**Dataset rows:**
***

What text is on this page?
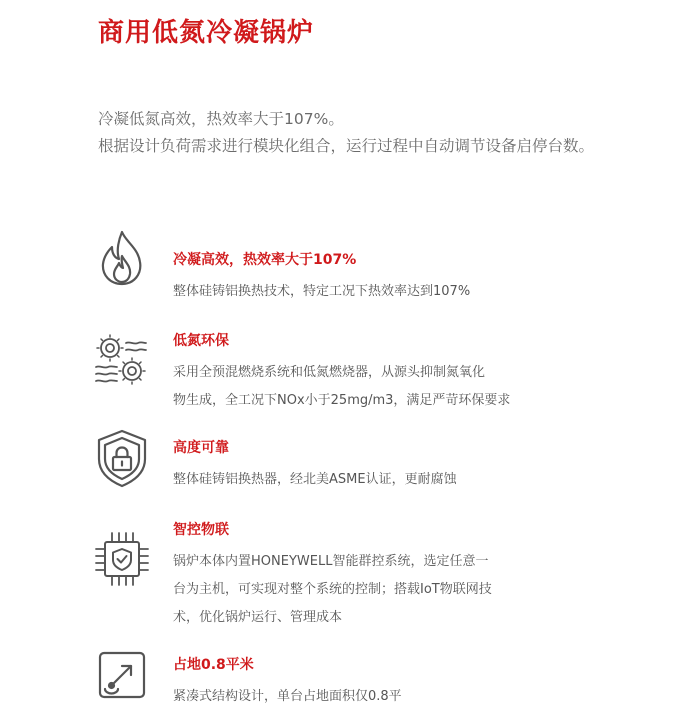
商用低氮冷凝锅炉
冷凝低氮高效，热效率大于107%。
根据设计负荷需求进行模块化组合，运行过程中自动调节设备启停台数。
冷凝高效，热效率大于107%
整体硅铸铝换热技术，特定工况下热效率达到107%
低氮环保
采用全预混燃烧系统和低氮燃烧器，从源头抑制氮氧化
物生成，全工况下NOx小于25mg/m3，满足严苛环保要求
高度可靠
整体硅铸铝换热器，经北美ASME认证，更耐腐蚀
智控物联
锅炉本体内置HONEYWELL智能群控系统，选定任意一
台为主机，可实现对整个系统的控制；搭载IoT物联网技
术，优化锅炉运行、管理成本
占地0.8平米
紧凑式结构设计，单台占地面积仅0.8平
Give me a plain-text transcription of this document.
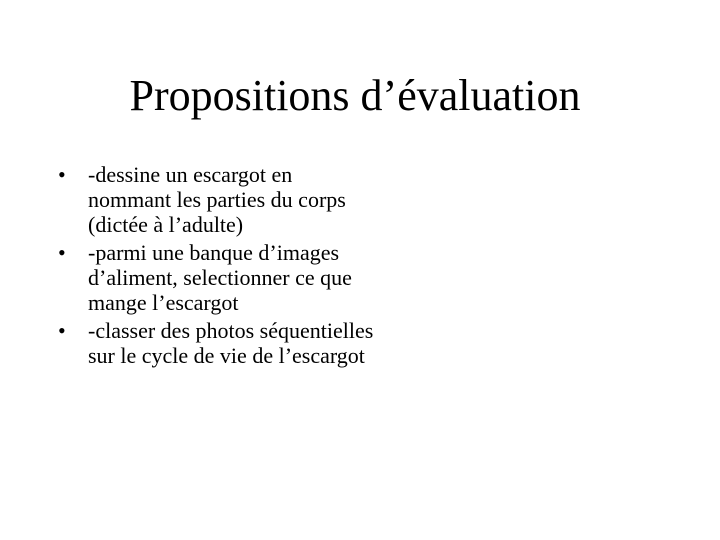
Propositions d’évaluation
•	-dessine un escargot en nommant les parties du corps (dictée à l’adulte)
•	-parmi une banque d’images d’aliment, selectionner ce que mange l’escargot
•	-classer des photos séquentielles sur le cycle de vie de l’escargot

***

Return the full material word for word. Do not include the pictures.

**RESPONSE TO THE TASK:**
What text is on this page?
商用低氮冷凝锅炉
冷凝低氮高效，热效率大于107%。
根据设计负荷需求进行模块化组合，运行过程中自动调节设备启停台数。
冷凝高效，热效率大于107%
整体硅铸铝换热技术，特定工况下热效率达到107%
低氮环保
采用全预混燃烧系统和低氮燃烧器，从源头抑制氮氧化
物生成，全工况下NOx小于25mg/m3，满足严苛环保要求
高度可靠
整体硅铸铝换热器，经北美ASME认证，更耐腐蚀
智控物联
锅炉本体内置HONEYWELL智能群控系统，选定任意一
台为主机，可实现对整个系统的控制；搭载IoT物联网技
术，优化锅炉运行、管理成本
占地0.8平米
紧凑式结构设计，单台占地面积仅0.8平
Give me a plain-text transcription of this document.
Propositions d’évaluation
•	-dessine un escargot en nommant les parties du corps (dictée à l’adulte)
•	-parmi une banque d’images d’aliment, selectionner ce que mange l’escargot
•	-classer des photos séquentielles sur le cycle de vie de l’escargot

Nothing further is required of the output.